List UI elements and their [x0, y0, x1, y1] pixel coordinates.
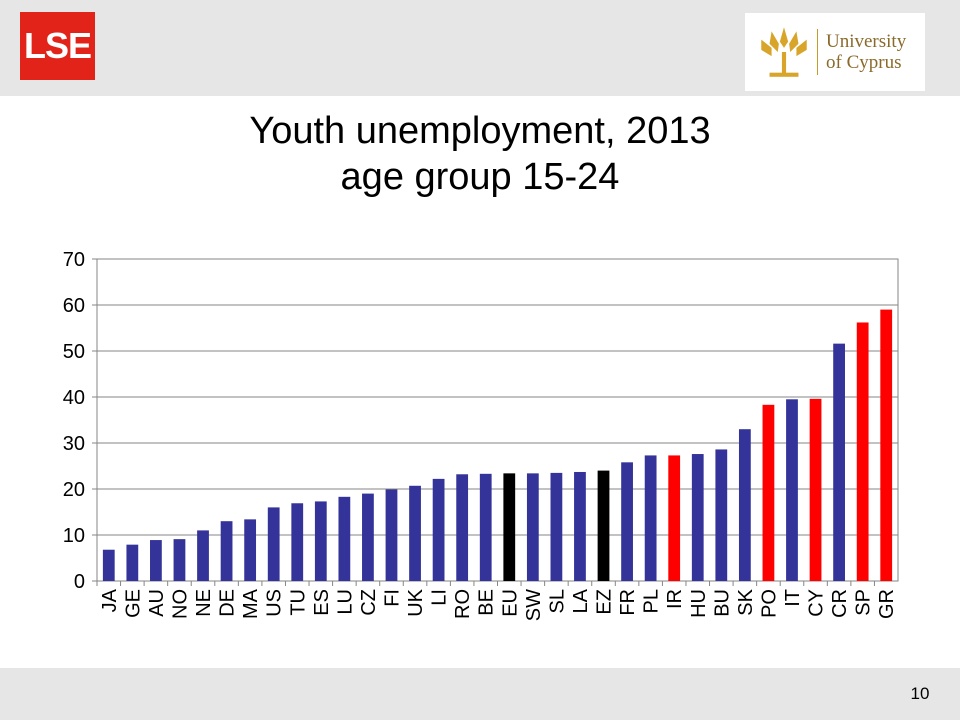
- bar-us: [267, 507, 280, 581]
- bar-no: [173, 539, 186, 581]
- ucy-wordmark-line2: of Cyprus: [826, 52, 902, 73]
- y-tick-label: 50: [63, 341, 85, 363]
- bar-po: [762, 404, 775, 581]
- bar-ir: [668, 455, 681, 581]
- y-tick-label: 30: [63, 433, 85, 455]
- x-tick-label: TU: [287, 589, 309, 616]
- x-tick-label: IR: [664, 589, 686, 609]
- ucy-wordmark-line1: University: [826, 31, 907, 52]
- bar-ez: [597, 470, 610, 581]
- bar-uk: [409, 485, 421, 581]
- x-tick-label: UK: [405, 588, 427, 616]
- x-tick-label: PL: [641, 589, 663, 613]
- bar-lu: [338, 496, 351, 581]
- chart-title: Youth unemployment, 2013 age group 15-24: [0, 108, 960, 200]
- x-tick-label: BU: [711, 589, 733, 617]
- bar-au: [150, 540, 162, 581]
- x-tick-label: LU: [334, 589, 356, 615]
- bar-hu: [691, 454, 704, 581]
- x-tick-label: GE: [122, 589, 144, 618]
- x-tick-label: FR: [617, 589, 639, 616]
- footer-band: [0, 668, 960, 720]
- bar-es: [314, 501, 327, 581]
- x-tick-label: ES: [311, 589, 333, 616]
- x-tick-label: CZ: [358, 589, 380, 616]
- x-tick-label: AU: [146, 589, 168, 617]
- y-tick-label: 60: [63, 295, 85, 317]
- x-tick-label: NE: [193, 589, 215, 617]
- x-tick-label: DE: [217, 589, 239, 617]
- x-tick-label: LI: [429, 589, 451, 606]
- x-tick-label: SL: [546, 589, 568, 613]
- chart-title-line1: Youth unemployment, 2013: [249, 110, 711, 152]
- page-number: 10: [910, 684, 930, 703]
- bar-cz: [362, 493, 374, 581]
- bar-be: [479, 473, 492, 581]
- bar-ro: [456, 474, 469, 581]
- y-tick-label: 70: [63, 249, 85, 271]
- bar-sw: [526, 473, 539, 581]
- lse-logo: LSE: [20, 12, 95, 80]
- x-tick-label: GR: [876, 589, 898, 619]
- bar-fi: [385, 489, 398, 581]
- x-tick-label: HU: [688, 589, 710, 618]
- y-tick-label: 40: [63, 387, 85, 409]
- x-tick-label: SW: [523, 589, 545, 621]
- bar-ge: [126, 544, 139, 581]
- x-tick-label: FI: [381, 589, 403, 607]
- y-tick-label: 0: [74, 571, 85, 593]
- bar-eu: [503, 473, 516, 581]
- x-tick-label: RO: [452, 589, 474, 619]
- x-tick-label: SK: [735, 588, 757, 615]
- bar-li: [432, 478, 445, 581]
- bar-fr: [621, 462, 633, 581]
- x-tick-label: BE: [476, 589, 498, 616]
- x-tick-label: US: [264, 589, 286, 617]
- x-tick-label: MA: [240, 588, 262, 619]
- x-tick-label: PO: [758, 589, 780, 618]
- bar-la: [574, 471, 586, 581]
- bar-gr: [880, 309, 893, 581]
- x-tick-label: NO: [169, 589, 191, 619]
- x-tick-label: IT: [782, 589, 804, 607]
- bar-sk: [738, 429, 751, 581]
- bar-sl: [550, 472, 563, 581]
- bar-de: [220, 521, 233, 581]
- bar-tu: [291, 503, 304, 581]
- x-tick-label: EZ: [594, 589, 616, 615]
- x-tick-label: SP: [853, 589, 875, 616]
- ucy-wordmark: University of Cyprus: [826, 31, 906, 73]
- bar-cy: [809, 398, 822, 581]
- university-of-cyprus-logo: University of Cyprus: [745, 13, 925, 91]
- x-tick-label: EU: [499, 589, 521, 617]
- x-tick-label: CY: [806, 589, 828, 617]
- y-tick-label: 10: [63, 525, 85, 547]
- x-tick-label: JA: [99, 588, 121, 612]
- x-tick-label: CR: [829, 589, 851, 618]
- cyprus-tree-emblem-icon: [761, 27, 807, 77]
- bar-it: [786, 399, 798, 581]
- plot-frame: [96, 258, 899, 582]
- y-tick-label: 20: [63, 479, 85, 501]
- bar-cr: [833, 343, 845, 581]
- bar-ne: [197, 530, 209, 581]
- x-tick-label: LA: [570, 588, 592, 613]
- bar-sp: [856, 322, 869, 581]
- chart-title-line2: age group 15-24: [340, 156, 620, 198]
- logo-divider: [817, 29, 818, 75]
- bar-bu: [715, 449, 728, 581]
- bar-pl: [644, 455, 657, 581]
- bar-ja: [102, 549, 115, 581]
- bar-ma: [244, 519, 257, 581]
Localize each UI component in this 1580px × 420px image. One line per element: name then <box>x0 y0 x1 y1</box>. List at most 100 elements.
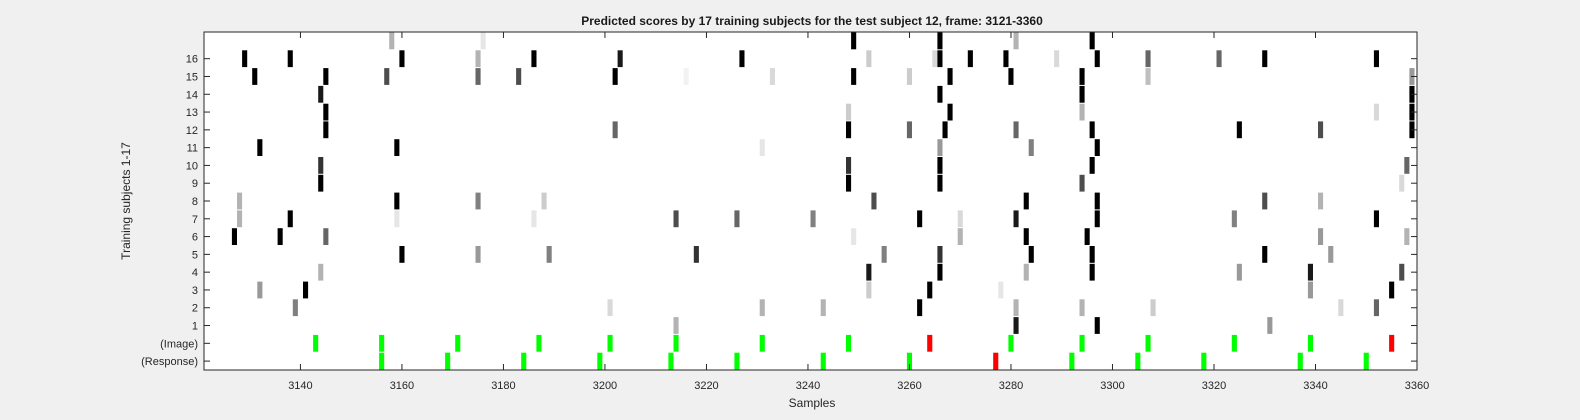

+--

Gather every line above that contains the word "Youth" and copy each one in full. Case counts, so a line matches only if its capitalization is identical.

- chart-title: Youth unemployment, 2013 age group 15-24: [0, 108, 960, 200]
- chart-title-line1: Youth unemployment, 2013: [249, 110, 711, 152]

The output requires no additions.